_Given instruction_
Reproduce this listing in full.

___ Task data

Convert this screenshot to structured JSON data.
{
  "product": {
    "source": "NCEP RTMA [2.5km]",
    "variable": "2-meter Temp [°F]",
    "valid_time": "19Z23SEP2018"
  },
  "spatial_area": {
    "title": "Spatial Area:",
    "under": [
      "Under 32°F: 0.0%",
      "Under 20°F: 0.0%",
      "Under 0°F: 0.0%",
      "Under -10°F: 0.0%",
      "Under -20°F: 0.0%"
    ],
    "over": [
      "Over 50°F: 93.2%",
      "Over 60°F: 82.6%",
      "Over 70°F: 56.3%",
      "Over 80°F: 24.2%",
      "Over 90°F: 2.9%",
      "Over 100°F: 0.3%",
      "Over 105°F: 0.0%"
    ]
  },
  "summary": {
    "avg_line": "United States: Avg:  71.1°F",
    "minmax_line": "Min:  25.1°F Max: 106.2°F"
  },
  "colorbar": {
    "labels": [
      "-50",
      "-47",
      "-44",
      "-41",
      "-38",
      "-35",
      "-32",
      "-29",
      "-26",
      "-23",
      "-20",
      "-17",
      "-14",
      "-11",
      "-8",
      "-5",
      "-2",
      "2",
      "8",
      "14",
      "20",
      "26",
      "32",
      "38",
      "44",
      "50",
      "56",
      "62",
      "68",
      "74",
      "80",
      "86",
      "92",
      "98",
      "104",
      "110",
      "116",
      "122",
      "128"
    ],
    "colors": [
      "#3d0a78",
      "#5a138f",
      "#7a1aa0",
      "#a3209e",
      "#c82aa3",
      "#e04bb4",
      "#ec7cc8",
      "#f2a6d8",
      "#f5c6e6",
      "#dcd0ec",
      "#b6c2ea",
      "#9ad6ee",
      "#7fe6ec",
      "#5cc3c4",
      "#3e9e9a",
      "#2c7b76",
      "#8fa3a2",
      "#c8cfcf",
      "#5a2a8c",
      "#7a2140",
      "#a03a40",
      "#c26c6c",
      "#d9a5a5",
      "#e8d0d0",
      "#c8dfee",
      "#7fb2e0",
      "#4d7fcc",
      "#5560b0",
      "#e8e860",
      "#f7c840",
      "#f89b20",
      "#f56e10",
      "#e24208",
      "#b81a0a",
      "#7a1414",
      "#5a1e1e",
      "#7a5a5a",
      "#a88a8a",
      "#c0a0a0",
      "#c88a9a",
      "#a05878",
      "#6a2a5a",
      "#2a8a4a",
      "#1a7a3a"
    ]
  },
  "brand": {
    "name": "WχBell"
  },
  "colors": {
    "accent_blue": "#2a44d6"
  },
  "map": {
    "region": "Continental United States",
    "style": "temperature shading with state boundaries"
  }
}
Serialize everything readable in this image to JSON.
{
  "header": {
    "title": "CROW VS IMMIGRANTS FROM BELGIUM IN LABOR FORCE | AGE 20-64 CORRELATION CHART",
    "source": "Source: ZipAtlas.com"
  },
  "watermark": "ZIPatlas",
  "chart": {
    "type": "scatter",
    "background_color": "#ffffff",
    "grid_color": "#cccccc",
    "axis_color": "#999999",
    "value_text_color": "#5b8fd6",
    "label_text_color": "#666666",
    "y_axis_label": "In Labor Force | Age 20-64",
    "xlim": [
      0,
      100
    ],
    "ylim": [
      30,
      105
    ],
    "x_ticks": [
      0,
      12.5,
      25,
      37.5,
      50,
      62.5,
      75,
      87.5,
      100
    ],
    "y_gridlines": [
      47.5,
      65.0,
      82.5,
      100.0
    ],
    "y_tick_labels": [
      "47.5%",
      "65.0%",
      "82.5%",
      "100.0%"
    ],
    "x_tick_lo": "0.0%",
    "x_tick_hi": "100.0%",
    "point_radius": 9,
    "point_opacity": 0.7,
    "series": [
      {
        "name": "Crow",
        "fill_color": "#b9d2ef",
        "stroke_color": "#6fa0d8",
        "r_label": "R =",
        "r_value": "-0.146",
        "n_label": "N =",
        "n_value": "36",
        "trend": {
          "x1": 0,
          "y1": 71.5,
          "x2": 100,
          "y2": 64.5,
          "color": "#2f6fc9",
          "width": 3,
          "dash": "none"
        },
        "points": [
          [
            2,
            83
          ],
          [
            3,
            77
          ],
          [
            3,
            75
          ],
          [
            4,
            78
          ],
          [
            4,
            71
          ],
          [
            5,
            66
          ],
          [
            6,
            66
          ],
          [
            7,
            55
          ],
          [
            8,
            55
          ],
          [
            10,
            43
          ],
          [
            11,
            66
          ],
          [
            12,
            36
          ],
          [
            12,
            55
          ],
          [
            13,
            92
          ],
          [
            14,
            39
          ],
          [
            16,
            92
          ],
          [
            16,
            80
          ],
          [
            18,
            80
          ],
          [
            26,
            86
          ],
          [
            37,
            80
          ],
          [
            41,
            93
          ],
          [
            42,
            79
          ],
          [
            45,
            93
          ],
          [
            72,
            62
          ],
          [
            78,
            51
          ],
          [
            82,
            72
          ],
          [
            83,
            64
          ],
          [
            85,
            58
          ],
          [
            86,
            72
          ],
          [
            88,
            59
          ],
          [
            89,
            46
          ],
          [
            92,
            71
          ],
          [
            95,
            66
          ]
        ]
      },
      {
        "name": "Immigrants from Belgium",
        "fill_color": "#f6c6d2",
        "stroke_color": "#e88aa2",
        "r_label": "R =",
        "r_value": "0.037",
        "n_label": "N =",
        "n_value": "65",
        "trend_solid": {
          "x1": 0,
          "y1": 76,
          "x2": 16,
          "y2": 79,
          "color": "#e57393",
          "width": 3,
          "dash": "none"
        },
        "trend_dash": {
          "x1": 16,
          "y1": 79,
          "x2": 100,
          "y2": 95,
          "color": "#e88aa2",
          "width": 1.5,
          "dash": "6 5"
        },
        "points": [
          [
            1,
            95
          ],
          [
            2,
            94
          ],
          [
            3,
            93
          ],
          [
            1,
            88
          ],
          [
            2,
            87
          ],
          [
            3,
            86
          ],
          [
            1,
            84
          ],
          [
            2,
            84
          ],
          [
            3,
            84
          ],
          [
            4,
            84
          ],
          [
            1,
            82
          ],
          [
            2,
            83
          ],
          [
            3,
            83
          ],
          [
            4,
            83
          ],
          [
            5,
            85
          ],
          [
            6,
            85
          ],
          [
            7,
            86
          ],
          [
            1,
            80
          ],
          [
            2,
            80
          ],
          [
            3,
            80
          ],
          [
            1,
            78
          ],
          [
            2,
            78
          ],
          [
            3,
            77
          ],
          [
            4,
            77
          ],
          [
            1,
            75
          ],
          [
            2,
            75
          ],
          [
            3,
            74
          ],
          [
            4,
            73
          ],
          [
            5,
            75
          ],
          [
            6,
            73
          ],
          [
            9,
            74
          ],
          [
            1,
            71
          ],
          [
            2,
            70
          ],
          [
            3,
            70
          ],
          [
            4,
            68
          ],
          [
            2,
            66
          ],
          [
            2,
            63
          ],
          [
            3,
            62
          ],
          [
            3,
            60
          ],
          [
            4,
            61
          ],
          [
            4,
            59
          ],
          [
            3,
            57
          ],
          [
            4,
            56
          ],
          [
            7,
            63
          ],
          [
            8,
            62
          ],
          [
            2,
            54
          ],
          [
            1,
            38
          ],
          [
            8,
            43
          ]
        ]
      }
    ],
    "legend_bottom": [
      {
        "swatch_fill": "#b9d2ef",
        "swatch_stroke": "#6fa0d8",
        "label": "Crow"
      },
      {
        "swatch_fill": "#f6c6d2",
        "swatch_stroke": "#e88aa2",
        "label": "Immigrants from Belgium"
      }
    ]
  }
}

______

_Answer for the task_
Convert this screenshot to structured JSON data.
{
  "product": {
    "source": "NCEP RTMA [2.5km]",
    "variable": "2-meter Temp [°F]",
    "valid_time": "19Z23SEP2018"
  },
  "spatial_area": {
    "title": "Spatial Area:",
    "under": [
      "Under 32°F: 0.0%",
      "Under 20°F: 0.0%",
      "Under 0°F: 0.0%",
      "Under -10°F: 0.0%",
      "Under -20°F: 0.0%"
    ],
    "over": [
      "Over 50°F: 93.2%",
      "Over 60°F: 82.6%",
      "Over 70°F: 56.3%",
      "Over 80°F: 24.2%",
      "Over 90°F: 2.9%",
      "Over 100°F: 0.3%",
      "Over 105°F: 0.0%"
    ]
  },
  "summary": {
    "avg_line": "United States: Avg:  71.1°F",
    "minmax_line": "Min:  25.1°F Max: 106.2°F"
  },
  "colorbar": {
    "labels": [
      "-50",
      "-47",
      "-44",
      "-41",
      "-38",
      "-35",
      "-32",
      "-29",
      "-26",
      "-23",
      "-20",
      "-17",
      "-14",
      "-11",
      "-8",
      "-5",
      "-2",
      "2",
      "8",
      "14",
      "20",
      "26",
      "32",
      "38",
      "44",
      "50",
      "56",
      "62",
      "68",
      "74",
      "80",
      "86",
      "92",
      "98",
      "104",
      "110",
      "116",
      "122",
      "128"
    ],
    "colors": [
      "#3d0a78",
      "#5a138f",
      "#7a1aa0",
      "#a3209e",
      "#c82aa3",
      "#e04bb4",
      "#ec7cc8",
      "#f2a6d8",
      "#f5c6e6",
      "#dcd0ec",
      "#b6c2ea",
      "#9ad6ee",
      "#7fe6ec",
      "#5cc3c4",
      "#3e9e9a",
      "#2c7b76",
      "#8fa3a2",
      "#c8cfcf",
      "#5a2a8c",
      "#7a2140",
      "#a03a40",
      "#c26c6c",
      "#d9a5a5",
      "#e8d0d0",
      "#c8dfee",
      "#7fb2e0",
      "#4d7fcc",
      "#5560b0",
      "#e8e860",
      "#f7c840",
      "#f89b20",
      "#f56e10",
      "#e24208",
      "#b81a0a",
      "#7a1414",
      "#5a1e1e",
      "#7a5a5a",
      "#a88a8a",
      "#c0a0a0",
      "#c88a9a",
      "#a05878",
      "#6a2a5a",
      "#2a8a4a",
      "#1a7a3a"
    ]
  },
  "brand": {
    "name": "WχBell"
  },
  "colors": {
    "accent_blue": "#2a44d6"
  },
  "map": {
    "region": "Continental United States",
    "style": "temperature shading with state boundaries"
  }
}
Serialize everything readable in this image to JSON.
{
  "header": {
    "title": "CROW VS IMMIGRANTS FROM BELGIUM IN LABOR FORCE | AGE 20-64 CORRELATION CHART",
    "source": "Source: ZipAtlas.com"
  },
  "watermark": "ZIPatlas",
  "chart": {
    "type": "scatter",
    "background_color": "#ffffff",
    "grid_color": "#cccccc",
    "axis_color": "#999999",
    "value_text_color": "#5b8fd6",
    "label_text_color": "#666666",
    "y_axis_label": "In Labor Force | Age 20-64",
    "xlim": [
      0,
      100
    ],
    "ylim": [
      30,
      105
    ],
    "x_ticks": [
      0,
      12.5,
      25,
      37.5,
      50,
      62.5,
      75,
      87.5,
      100
    ],
    "y_gridlines": [
      47.5,
      65.0,
      82.5,
      100.0
    ],
    "y_tick_labels": [
      "47.5%",
      "65.0%",
      "82.5%",
      "100.0%"
    ],
    "x_tick_lo": "0.0%",
    "x_tick_hi": "100.0%",
    "point_radius": 9,
    "point_opacity": 0.7,
    "series": [
      {
        "name": "Crow",
        "fill_color": "#b9d2ef",
        "stroke_color": "#6fa0d8",
        "r_label": "R =",
        "r_value": "-0.146",
        "n_label": "N =",
        "n_value": "36",
        "trend": {
          "x1": 0,
          "y1": 71.5,
          "x2": 100,
          "y2": 64.5,
          "color": "#2f6fc9",
          "width": 3,
          "dash": "none"
        },
        "points": [
          [
            2,
            83
          ],
          [
            3,
            77
          ],
          [
            3,
            75
          ],
          [
            4,
            78
          ],
          [
            4,
            71
          ],
          [
            5,
            66
          ],
          [
            6,
            66
          ],
          [
            7,
            55
          ],
          [
            8,
            55
          ],
          [
            10,
            43
          ],
          [
            11,
            66
          ],
          [
            12,
            36
          ],
          [
            12,
            55
          ],
          [
            13,
            92
          ],
          [
            14,
            39
          ],
          [
            16,
            92
          ],
          [
            16,
            80
          ],
          [
            18,
            80
          ],
          [
            26,
            86
          ],
          [
            37,
            80
          ],
          [
            41,
            93
          ],
          [
            42,
            79
          ],
          [
            45,
            93
          ],
          [
            72,
            62
          ],
          [
            78,
            51
          ],
          [
            82,
            72
          ],
          [
            83,
            64
          ],
          [
            85,
            58
          ],
          [
            86,
            72
          ],
          [
            88,
            59
          ],
          [
            89,
            46
          ],
          [
            92,
            71
          ],
          [
            95,
            66
          ]
        ]
      },
      {
        "name": "Immigrants from Belgium",
        "fill_color": "#f6c6d2",
        "stroke_color": "#e88aa2",
        "r_label": "R =",
        "r_value": "0.037",
        "n_label": "N =",
        "n_value": "65",
        "trend_solid": {
          "x1": 0,
          "y1": 76,
          "x2": 16,
          "y2": 79,
          "color": "#e57393",
          "width": 3,
          "dash": "none"
        },
        "trend_dash": {
          "x1": 16,
          "y1": 79,
          "x2": 100,
          "y2": 95,
          "color": "#e88aa2",
          "width": 1.5,
          "dash": "6 5"
        },
        "points": [
          [
            1,
            95
          ],
          [
            2,
            94
          ],
          [
            3,
            93
          ],
          [
            1,
            88
          ],
          [
            2,
            87
          ],
          [
            3,
            86
          ],
          [
            1,
            84
          ],
          [
            2,
            84
          ],
          [
            3,
            84
          ],
          [
            4,
            84
          ],
          [
            1,
            82
          ],
          [
            2,
            83
          ],
          [
            3,
            83
          ],
          [
            4,
            83
          ],
          [
            5,
            85
          ],
          [
            6,
            85
          ],
          [
            7,
            86
          ],
          [
            1,
            80
          ],
          [
            2,
            80
          ],
          [
            3,
            80
          ],
          [
            1,
            78
          ],
          [
            2,
            78
          ],
          [
            3,
            77
          ],
          [
            4,
            77
          ],
          [
            1,
            75
          ],
          [
            2,
            75
          ],
          [
            3,
            74
          ],
          [
            4,
            73
          ],
          [
            5,
            75
          ],
          [
            6,
            73
          ],
          [
            9,
            74
          ],
          [
            1,
            71
          ],
          [
            2,
            70
          ],
          [
            3,
            70
          ],
          [
            4,
            68
          ],
          [
            2,
            66
          ],
          [
            2,
            63
          ],
          [
            3,
            62
          ],
          [
            3,
            60
          ],
          [
            4,
            61
          ],
          [
            4,
            59
          ],
          [
            3,
            57
          ],
          [
            4,
            56
          ],
          [
            7,
            63
          ],
          [
            8,
            62
          ],
          [
            2,
            54
          ],
          [
            1,
            38
          ],
          [
            8,
            43
          ]
        ]
      }
    ],
    "legend_bottom": [
      {
        "swatch_fill": "#b9d2ef",
        "swatch_stroke": "#6fa0d8",
        "label": "Crow"
      },
      {
        "swatch_fill": "#f6c6d2",
        "swatch_stroke": "#e88aa2",
        "label": "Immigrants from Belgium"
      }
    ]
  }
}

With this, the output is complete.